Activity – Whenever "Kilclare" appears in a line, please copy that line from the data.

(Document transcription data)
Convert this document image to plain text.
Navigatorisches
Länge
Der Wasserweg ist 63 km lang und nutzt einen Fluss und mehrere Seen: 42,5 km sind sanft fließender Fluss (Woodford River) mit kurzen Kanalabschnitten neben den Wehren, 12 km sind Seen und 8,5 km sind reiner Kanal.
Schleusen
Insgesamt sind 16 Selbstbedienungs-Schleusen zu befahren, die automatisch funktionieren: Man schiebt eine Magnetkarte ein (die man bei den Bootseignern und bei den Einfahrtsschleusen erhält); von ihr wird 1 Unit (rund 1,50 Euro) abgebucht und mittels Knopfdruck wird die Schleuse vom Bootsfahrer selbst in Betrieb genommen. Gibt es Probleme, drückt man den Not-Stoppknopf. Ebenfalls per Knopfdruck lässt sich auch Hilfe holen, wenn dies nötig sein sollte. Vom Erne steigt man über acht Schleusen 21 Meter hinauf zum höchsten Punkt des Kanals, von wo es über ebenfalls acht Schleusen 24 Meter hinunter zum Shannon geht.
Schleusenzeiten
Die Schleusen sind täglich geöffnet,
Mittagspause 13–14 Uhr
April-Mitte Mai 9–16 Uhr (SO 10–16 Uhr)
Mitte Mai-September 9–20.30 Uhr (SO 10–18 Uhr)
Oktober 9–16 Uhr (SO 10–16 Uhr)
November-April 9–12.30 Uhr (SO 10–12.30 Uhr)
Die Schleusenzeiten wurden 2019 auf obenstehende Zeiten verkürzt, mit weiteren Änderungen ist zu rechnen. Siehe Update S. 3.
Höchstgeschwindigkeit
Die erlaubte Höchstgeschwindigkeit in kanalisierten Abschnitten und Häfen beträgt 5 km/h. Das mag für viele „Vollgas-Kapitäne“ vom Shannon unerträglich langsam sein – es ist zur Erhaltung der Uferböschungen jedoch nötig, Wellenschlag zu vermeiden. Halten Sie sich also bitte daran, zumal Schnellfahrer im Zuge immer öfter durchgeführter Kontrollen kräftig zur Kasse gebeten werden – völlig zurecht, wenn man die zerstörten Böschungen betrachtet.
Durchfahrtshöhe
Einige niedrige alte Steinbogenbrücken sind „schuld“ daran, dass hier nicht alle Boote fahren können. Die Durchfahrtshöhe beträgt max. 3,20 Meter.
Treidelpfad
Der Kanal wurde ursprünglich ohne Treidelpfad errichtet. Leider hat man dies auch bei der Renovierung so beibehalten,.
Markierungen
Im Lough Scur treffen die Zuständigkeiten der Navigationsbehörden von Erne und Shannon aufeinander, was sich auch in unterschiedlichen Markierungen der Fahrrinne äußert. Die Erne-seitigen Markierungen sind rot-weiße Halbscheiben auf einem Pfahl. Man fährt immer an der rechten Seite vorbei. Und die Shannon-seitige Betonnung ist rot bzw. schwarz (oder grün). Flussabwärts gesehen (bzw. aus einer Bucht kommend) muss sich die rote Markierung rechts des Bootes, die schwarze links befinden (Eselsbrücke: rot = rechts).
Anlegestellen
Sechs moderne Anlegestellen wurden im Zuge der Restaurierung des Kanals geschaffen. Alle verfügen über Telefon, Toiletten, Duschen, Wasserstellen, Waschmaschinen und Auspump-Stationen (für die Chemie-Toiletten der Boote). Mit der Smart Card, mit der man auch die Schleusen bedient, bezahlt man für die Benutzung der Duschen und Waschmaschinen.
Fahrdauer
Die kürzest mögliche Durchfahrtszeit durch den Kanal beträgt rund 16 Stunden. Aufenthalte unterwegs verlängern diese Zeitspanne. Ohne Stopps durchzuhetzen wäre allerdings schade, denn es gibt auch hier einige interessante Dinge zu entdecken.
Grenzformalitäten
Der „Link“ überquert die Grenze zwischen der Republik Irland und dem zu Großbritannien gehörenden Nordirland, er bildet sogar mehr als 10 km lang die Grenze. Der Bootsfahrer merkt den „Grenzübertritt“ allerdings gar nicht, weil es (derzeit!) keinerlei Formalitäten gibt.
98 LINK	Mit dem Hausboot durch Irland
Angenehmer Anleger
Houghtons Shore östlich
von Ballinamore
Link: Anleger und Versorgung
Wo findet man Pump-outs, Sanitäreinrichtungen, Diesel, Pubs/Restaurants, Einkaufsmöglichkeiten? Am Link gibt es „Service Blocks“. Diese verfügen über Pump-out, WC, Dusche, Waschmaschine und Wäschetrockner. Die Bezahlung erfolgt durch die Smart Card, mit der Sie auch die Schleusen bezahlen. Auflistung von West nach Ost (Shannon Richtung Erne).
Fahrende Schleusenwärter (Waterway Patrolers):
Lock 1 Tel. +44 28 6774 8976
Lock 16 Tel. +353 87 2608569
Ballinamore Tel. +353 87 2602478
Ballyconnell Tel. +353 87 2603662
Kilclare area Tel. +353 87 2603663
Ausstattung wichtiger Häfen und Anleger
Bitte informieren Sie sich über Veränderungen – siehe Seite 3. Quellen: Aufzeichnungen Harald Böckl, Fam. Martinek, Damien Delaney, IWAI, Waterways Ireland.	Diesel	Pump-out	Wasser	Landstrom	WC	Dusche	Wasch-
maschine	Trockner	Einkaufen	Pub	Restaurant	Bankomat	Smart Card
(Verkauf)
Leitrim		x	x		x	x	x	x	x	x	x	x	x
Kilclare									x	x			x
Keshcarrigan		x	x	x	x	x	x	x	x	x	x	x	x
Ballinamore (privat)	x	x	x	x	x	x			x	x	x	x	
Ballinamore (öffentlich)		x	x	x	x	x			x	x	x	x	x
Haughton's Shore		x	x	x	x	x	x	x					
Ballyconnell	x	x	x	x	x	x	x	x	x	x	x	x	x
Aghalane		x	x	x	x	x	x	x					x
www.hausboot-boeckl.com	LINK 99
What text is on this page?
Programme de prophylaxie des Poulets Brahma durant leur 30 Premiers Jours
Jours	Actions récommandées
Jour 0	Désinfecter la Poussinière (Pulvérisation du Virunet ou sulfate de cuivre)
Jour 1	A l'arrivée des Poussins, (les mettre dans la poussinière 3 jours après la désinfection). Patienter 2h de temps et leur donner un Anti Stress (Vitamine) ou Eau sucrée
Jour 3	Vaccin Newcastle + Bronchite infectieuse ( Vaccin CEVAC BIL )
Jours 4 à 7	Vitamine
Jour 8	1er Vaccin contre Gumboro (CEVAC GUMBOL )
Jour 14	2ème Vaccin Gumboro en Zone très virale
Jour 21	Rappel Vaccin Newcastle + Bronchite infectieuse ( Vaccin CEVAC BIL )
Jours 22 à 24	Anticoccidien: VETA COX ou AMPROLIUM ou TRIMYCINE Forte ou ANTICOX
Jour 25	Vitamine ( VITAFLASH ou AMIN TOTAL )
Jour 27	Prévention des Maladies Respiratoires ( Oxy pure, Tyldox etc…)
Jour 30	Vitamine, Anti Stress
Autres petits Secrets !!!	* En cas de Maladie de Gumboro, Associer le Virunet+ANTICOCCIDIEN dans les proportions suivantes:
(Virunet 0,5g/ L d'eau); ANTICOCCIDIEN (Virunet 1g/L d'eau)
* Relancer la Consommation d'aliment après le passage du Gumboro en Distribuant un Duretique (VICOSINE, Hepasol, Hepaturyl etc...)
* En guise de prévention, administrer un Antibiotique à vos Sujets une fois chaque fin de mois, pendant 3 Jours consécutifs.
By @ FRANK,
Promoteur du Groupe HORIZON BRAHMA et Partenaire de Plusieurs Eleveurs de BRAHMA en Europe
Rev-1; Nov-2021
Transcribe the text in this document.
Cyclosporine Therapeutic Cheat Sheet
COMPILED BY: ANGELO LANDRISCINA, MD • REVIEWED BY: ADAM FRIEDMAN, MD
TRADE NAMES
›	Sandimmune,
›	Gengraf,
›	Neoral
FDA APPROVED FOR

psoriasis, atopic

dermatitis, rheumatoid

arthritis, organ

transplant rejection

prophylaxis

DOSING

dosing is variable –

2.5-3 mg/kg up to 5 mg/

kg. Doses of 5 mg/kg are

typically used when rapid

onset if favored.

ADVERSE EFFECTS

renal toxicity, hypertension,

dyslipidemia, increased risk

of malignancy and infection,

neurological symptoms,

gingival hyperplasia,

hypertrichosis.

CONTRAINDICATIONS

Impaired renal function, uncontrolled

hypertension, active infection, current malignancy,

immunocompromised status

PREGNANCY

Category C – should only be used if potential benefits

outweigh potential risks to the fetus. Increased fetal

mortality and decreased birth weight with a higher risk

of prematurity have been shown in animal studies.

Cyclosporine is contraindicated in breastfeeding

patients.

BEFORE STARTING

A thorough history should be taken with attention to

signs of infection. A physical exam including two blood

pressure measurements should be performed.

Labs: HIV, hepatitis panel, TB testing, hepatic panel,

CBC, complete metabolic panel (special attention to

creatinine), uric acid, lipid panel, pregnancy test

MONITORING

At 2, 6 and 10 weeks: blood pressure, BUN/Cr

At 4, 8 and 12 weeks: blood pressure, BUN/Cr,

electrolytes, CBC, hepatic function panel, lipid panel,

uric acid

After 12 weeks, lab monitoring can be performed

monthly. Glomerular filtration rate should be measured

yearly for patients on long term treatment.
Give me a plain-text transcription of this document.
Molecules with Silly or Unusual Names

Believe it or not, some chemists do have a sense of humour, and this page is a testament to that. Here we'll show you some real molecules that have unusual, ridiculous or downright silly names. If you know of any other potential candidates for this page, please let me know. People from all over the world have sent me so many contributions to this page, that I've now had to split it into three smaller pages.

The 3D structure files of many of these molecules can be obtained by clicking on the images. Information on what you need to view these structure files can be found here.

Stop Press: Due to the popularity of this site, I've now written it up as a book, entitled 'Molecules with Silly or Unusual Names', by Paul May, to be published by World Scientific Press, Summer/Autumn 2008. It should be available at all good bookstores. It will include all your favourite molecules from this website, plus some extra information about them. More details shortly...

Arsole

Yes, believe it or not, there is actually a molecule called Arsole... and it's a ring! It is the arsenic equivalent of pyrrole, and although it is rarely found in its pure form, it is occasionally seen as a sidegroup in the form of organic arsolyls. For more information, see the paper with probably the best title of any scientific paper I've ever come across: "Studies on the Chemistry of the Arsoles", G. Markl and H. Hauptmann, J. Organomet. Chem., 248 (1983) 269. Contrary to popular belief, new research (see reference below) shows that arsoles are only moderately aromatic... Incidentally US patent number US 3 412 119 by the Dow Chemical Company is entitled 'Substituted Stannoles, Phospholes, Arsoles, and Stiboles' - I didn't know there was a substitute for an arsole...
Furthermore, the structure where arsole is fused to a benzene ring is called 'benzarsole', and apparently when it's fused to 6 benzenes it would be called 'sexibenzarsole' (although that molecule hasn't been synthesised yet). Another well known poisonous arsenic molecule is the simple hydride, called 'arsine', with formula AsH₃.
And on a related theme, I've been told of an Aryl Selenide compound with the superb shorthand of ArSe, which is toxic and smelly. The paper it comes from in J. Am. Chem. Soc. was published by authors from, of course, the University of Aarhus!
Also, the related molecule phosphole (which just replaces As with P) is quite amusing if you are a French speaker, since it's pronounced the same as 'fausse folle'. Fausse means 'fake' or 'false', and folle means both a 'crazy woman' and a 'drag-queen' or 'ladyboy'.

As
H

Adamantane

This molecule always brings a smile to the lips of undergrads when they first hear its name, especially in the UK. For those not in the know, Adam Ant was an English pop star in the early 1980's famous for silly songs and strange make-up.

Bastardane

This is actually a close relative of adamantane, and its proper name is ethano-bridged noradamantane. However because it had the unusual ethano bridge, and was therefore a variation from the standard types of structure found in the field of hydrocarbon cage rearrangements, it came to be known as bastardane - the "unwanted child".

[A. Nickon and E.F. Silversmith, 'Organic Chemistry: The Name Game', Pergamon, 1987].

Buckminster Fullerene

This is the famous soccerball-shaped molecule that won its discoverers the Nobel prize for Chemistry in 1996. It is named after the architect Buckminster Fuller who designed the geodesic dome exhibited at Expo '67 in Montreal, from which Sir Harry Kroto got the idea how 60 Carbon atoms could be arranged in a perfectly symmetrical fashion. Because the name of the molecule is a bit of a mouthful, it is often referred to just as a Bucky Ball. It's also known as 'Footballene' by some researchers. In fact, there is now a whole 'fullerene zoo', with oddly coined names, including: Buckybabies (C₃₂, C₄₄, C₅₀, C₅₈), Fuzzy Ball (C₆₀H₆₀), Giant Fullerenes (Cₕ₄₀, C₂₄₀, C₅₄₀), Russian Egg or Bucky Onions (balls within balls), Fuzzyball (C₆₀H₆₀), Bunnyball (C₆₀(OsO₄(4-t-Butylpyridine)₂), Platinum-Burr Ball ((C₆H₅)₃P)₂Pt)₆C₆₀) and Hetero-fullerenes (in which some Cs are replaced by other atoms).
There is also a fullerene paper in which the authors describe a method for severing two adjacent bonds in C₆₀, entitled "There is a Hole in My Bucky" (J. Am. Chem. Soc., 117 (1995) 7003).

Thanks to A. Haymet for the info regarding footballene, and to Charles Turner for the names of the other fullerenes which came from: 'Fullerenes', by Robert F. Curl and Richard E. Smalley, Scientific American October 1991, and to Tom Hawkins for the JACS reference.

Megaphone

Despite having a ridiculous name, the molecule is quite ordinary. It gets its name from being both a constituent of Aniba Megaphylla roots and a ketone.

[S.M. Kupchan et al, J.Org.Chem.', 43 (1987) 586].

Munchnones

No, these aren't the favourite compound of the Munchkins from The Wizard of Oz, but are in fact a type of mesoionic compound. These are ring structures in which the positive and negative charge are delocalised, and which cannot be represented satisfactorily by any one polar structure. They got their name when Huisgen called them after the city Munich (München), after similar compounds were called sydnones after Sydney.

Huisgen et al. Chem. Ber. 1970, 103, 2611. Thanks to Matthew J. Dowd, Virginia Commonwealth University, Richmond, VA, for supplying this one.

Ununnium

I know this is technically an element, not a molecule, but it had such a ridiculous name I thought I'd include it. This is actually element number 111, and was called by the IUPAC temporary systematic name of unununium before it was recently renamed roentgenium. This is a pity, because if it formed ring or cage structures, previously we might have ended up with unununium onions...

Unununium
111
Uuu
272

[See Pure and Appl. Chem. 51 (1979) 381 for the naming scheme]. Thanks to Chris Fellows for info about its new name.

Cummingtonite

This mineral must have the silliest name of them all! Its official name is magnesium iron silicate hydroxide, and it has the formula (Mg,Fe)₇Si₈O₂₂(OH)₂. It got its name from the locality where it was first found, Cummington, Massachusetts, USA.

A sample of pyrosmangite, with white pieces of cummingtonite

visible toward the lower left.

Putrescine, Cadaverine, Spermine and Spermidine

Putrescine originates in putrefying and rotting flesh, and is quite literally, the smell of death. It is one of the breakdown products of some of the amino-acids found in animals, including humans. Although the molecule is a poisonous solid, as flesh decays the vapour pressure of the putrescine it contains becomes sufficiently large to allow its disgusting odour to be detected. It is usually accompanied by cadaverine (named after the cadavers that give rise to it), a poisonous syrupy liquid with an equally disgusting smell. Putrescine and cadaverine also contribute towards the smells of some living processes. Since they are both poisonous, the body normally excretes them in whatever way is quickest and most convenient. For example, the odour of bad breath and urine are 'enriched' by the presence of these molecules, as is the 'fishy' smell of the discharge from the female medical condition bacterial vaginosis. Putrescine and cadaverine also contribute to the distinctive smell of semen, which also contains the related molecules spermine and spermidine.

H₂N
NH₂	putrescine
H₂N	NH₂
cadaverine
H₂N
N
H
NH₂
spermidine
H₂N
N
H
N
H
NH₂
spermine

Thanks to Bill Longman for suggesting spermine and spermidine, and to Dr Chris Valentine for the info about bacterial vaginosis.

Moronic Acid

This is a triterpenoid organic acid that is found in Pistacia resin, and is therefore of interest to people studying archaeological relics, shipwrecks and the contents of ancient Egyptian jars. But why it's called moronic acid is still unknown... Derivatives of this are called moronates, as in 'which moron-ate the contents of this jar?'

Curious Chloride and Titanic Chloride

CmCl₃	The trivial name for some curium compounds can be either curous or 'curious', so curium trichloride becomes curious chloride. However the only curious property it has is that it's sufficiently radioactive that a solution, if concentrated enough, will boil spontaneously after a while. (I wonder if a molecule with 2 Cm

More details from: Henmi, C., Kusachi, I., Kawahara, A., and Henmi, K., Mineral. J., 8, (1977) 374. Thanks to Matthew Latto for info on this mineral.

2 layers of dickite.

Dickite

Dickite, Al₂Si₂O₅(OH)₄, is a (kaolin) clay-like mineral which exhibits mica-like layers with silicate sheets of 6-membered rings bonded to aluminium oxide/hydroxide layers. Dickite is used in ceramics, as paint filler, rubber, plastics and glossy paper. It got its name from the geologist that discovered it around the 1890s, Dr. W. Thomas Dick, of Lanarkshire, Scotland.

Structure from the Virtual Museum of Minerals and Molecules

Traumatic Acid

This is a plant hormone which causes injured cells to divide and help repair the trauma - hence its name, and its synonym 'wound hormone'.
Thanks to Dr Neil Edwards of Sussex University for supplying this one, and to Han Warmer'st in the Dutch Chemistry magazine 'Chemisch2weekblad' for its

Solution to this task –
Kilclare area Tel. +353 87 2603663
Kilclare									x	x			x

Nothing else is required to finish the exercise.